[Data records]
BEGIN

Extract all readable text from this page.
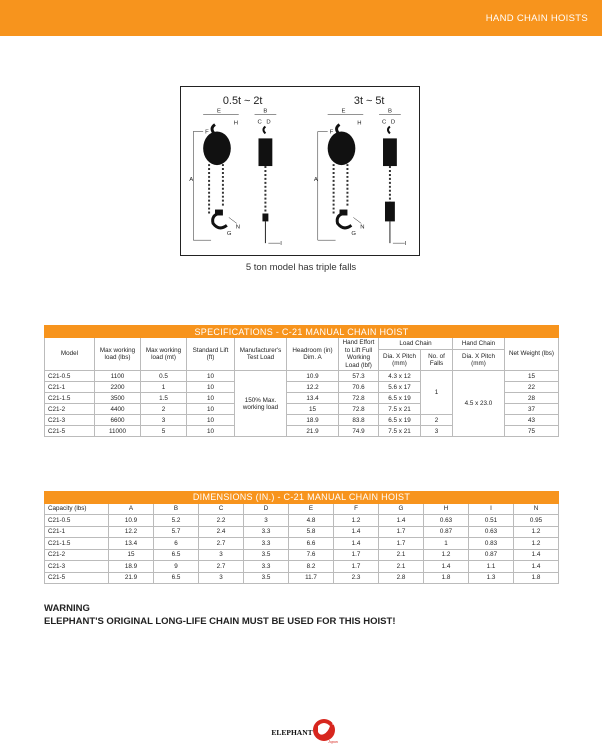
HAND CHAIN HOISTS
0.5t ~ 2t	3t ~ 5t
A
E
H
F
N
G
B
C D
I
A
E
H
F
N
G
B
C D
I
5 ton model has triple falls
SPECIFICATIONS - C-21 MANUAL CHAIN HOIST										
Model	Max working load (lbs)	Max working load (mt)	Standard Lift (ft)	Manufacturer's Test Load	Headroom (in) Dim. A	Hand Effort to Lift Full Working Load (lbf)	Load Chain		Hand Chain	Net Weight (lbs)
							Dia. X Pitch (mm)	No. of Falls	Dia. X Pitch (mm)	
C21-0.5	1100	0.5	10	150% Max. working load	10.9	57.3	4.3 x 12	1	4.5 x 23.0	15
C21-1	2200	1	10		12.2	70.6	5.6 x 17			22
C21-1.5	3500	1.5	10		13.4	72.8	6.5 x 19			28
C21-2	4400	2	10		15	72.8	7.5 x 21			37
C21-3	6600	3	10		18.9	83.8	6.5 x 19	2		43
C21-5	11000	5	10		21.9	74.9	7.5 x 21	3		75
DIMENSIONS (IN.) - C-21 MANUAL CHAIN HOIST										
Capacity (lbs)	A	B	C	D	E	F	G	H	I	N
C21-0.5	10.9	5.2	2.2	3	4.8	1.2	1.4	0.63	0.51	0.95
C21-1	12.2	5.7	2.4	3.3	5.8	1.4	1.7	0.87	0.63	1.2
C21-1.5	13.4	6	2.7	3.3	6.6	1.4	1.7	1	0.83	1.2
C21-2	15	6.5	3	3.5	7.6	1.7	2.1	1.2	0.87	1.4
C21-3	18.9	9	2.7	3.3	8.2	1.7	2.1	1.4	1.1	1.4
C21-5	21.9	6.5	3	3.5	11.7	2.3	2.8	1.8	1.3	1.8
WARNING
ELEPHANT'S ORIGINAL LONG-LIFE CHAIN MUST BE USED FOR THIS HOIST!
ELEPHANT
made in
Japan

END

## [PROBLEM STATEMENT]
Return the entries unchanged, save for the pictures, which do not belong in the copy.

## [ANSWER TO THE PROBLEM]
Extract all readable text from this page.
HAND CHAIN HOISTS
0.5t ~ 2t	3t ~ 5t
A
E
H
F
N
G
B
C D
I
A
E
H
F
N
G
B
C D
I
5 ton model has triple falls
SPECIFICATIONS - C-21 MANUAL CHAIN HOIST										
Model	Max working load (lbs)	Max working load (mt)	Standard Lift (ft)	Manufacturer's Test Load	Headroom (in) Dim. A	Hand Effort to Lift Full Working Load (lbf)	Load Chain		Hand Chain	Net Weight (lbs)
							Dia. X Pitch (mm)	No. of Falls	Dia. X Pitch (mm)	
C21-0.5	1100	0.5	10	150% Max. working load	10.9	57.3	4.3 x 12	1	4.5 x 23.0	15
C21-1	2200	1	10		12.2	70.6	5.6 x 17			22
C21-1.5	3500	1.5	10		13.4	72.8	6.5 x 19			28
C21-2	4400	2	10		15	72.8	7.5 x 21			37
C21-3	6600	3	10		18.9	83.8	6.5 x 19	2		43
C21-5	11000	5	10		21.9	74.9	7.5 x 21	3		75
DIMENSIONS (IN.) - C-21 MANUAL CHAIN HOIST										
Capacity (lbs)	A	B	C	D	E	F	G	H	I	N
C21-0.5	10.9	5.2	2.2	3	4.8	1.2	1.4	0.63	0.51	0.95
C21-1	12.2	5.7	2.4	3.3	5.8	1.4	1.7	0.87	0.63	1.2
C21-1.5	13.4	6	2.7	3.3	6.6	1.4	1.7	1	0.83	1.2
C21-2	15	6.5	3	3.5	7.6	1.7	2.1	1.2	0.87	1.4
C21-3	18.9	9	2.7	3.3	8.2	1.7	2.1	1.4	1.1	1.4
C21-5	21.9	6.5	3	3.5	11.7	2.3	2.8	1.8	1.3	1.8
WARNING
ELEPHANT'S ORIGINAL LONG-LIFE CHAIN MUST BE USED FOR THIS HOIST!
ELEPHANT
made in
Japan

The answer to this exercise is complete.